::: SOURCE DATA
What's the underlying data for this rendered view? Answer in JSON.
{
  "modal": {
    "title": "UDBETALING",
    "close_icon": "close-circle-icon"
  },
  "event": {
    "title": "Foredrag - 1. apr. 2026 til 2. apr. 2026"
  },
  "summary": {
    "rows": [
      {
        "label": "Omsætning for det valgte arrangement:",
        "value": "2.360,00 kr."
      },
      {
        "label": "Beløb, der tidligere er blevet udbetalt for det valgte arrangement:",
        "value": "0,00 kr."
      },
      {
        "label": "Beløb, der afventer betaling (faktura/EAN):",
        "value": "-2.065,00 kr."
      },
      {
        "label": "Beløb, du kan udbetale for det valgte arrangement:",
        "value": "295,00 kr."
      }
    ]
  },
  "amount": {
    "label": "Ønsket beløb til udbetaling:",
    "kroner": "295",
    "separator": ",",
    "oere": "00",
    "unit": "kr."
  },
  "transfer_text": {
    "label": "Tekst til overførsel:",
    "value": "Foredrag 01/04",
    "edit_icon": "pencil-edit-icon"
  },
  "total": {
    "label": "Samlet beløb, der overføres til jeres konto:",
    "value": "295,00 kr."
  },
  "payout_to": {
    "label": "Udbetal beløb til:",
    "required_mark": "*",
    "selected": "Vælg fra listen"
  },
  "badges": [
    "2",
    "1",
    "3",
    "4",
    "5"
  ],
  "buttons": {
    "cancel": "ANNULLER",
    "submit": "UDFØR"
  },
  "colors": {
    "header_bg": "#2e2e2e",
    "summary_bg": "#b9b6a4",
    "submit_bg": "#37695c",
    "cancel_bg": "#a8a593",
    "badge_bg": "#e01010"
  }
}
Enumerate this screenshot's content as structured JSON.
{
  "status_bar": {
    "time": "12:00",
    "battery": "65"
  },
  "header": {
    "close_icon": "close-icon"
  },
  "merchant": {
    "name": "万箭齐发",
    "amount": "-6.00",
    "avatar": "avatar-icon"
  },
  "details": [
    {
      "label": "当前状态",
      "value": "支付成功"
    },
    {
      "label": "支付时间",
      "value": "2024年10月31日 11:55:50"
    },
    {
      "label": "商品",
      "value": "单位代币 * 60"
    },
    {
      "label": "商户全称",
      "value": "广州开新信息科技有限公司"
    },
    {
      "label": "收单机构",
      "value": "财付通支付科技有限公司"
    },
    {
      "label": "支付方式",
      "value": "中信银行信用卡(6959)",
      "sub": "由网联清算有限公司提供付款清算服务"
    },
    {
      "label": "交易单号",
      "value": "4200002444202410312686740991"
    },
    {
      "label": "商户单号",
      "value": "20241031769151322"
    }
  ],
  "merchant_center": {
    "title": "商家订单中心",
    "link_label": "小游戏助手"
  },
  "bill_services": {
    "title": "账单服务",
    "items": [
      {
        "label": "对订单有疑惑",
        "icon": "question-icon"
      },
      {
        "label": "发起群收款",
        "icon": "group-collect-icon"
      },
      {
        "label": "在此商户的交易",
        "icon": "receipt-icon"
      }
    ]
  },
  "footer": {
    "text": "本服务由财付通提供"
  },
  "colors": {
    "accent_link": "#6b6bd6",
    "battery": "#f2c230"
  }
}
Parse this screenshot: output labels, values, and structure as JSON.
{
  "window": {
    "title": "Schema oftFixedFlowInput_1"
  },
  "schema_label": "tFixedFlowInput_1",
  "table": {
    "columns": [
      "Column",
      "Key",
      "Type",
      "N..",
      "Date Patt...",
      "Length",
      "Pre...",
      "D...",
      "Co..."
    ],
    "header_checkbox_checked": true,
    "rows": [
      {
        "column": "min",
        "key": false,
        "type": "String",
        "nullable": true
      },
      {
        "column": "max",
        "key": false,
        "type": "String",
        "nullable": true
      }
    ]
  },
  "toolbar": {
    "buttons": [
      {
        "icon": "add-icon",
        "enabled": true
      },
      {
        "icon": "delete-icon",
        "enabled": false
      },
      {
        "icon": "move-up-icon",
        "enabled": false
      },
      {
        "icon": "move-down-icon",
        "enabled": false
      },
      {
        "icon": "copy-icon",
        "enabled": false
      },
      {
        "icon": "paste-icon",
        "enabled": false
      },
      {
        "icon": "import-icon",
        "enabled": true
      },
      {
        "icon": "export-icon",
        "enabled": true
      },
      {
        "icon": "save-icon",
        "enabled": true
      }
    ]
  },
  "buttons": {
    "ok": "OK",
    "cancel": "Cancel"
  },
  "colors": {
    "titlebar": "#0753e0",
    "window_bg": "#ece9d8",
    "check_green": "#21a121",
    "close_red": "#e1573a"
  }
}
::::::
## [WRITTEN TASK]
Take the entries above and transcribe them exactly.

## [RESULT OF THE TASK]
What's the underlying data for this rendered view? Answer in JSON.
{
  "modal": {
    "title": "UDBETALING",
    "close_icon": "close-circle-icon"
  },
  "event": {
    "title": "Foredrag - 1. apr. 2026 til 2. apr. 2026"
  },
  "summary": {
    "rows": [
      {
        "label": "Omsætning for det valgte arrangement:",
        "value": "2.360,00 kr."
      },
      {
        "label": "Beløb, der tidligere er blevet udbetalt for det valgte arrangement:",
        "value": "0,00 kr."
      },
      {
        "label": "Beløb, der afventer betaling (faktura/EAN):",
        "value": "-2.065,00 kr."
      },
      {
        "label": "Beløb, du kan udbetale for det valgte arrangement:",
        "value": "295,00 kr."
      }
    ]
  },
  "amount": {
    "label": "Ønsket beløb til udbetaling:",
    "kroner": "295",
    "separator": ",",
    "oere": "00",
    "unit": "kr."
  },
  "transfer_text": {
    "label": "Tekst til overførsel:",
    "value": "Foredrag 01/04",
    "edit_icon": "pencil-edit-icon"
  },
  "total": {
    "label": "Samlet beløb, der overføres til jeres konto:",
    "value": "295,00 kr."
  },
  "payout_to": {
    "label": "Udbetal beløb til:",
    "required_mark": "*",
    "selected": "Vælg fra listen"
  },
  "badges": [
    "2",
    "1",
    "3",
    "4",
    "5"
  ],
  "buttons": {
    "cancel": "ANNULLER",
    "submit": "UDFØR"
  },
  "colors": {
    "header_bg": "#2e2e2e",
    "summary_bg": "#b9b6a4",
    "submit_bg": "#37695c",
    "cancel_bg": "#a8a593",
    "badge_bg": "#e01010"
  }
}
Enumerate this screenshot's content as structured JSON.
{
  "status_bar": {
    "time": "12:00",
    "battery": "65"
  },
  "header": {
    "close_icon": "close-icon"
  },
  "merchant": {
    "name": "万箭齐发",
    "amount": "-6.00",
    "avatar": "avatar-icon"
  },
  "details": [
    {
      "label": "当前状态",
      "value": "支付成功"
    },
    {
      "label": "支付时间",
      "value": "2024年10月31日 11:55:50"
    },
    {
      "label": "商品",
      "value": "单位代币 * 60"
    },
    {
      "label": "商户全称",
      "value": "广州开新信息科技有限公司"
    },
    {
      "label": "收单机构",
      "value": "财付通支付科技有限公司"
    },
    {
      "label": "支付方式",
      "value": "中信银行信用卡(6959)",
      "sub": "由网联清算有限公司提供付款清算服务"
    },
    {
      "label": "交易单号",
      "value": "4200002444202410312686740991"
    },
    {
      "label": "商户单号",
      "value": "20241031769151322"
    }
  ],
  "merchant_center": {
    "title": "商家订单中心",
    "link_label": "小游戏助手"
  },
  "bill_services": {
    "title": "账单服务",
    "items": [
      {
        "label": "对订单有疑惑",
        "icon": "question-icon"
      },
      {
        "label": "发起群收款",
        "icon": "group-collect-icon"
      },
      {
        "label": "在此商户的交易",
        "icon": "receipt-icon"
      }
    ]
  },
  "footer": {
    "text": "本服务由财付通提供"
  },
  "colors": {
    "accent_link": "#6b6bd6",
    "battery": "#f2c230"
  }
}
Parse this screenshot: output labels, values, and structure as JSON.
{
  "window": {
    "title": "Schema oftFixedFlowInput_1"
  },
  "schema_label": "tFixedFlowInput_1",
  "table": {
    "columns": [
      "Column",
      "Key",
      "Type",
      "N..",
      "Date Patt...",
      "Length",
      "Pre...",
      "D...",
      "Co..."
    ],
    "header_checkbox_checked": true,
    "rows": [
      {
        "column": "min",
        "key": false,
        "type": "String",
        "nullable": true
      },
      {
        "column": "max",
        "key": false,
        "type": "String",
        "nullable": true
      }
    ]
  },
  "toolbar": {
    "buttons": [
      {
        "icon": "add-icon",
        "enabled": true
      },
      {
        "icon": "delete-icon",
        "enabled": false
      },
      {
        "icon": "move-up-icon",
        "enabled": false
      },
      {
        "icon": "move-down-icon",
        "enabled": false
      },
      {
        "icon": "copy-icon",
        "enabled": false
      },
      {
        "icon": "paste-icon",
        "enabled": false
      },
      {
        "icon": "import-icon",
        "enabled": true
      },
      {
        "icon": "export-icon",
        "enabled": true
      },
      {
        "icon": "save-icon",
        "enabled": true
      }
    ]
  },
  "buttons": {
    "ok": "OK",
    "cancel": "Cancel"
  },
  "colors": {
    "titlebar": "#0753e0",
    "window_bg": "#ece9d8",
    "check_green": "#21a121",
    "close_red": "#e1573a"
  }
}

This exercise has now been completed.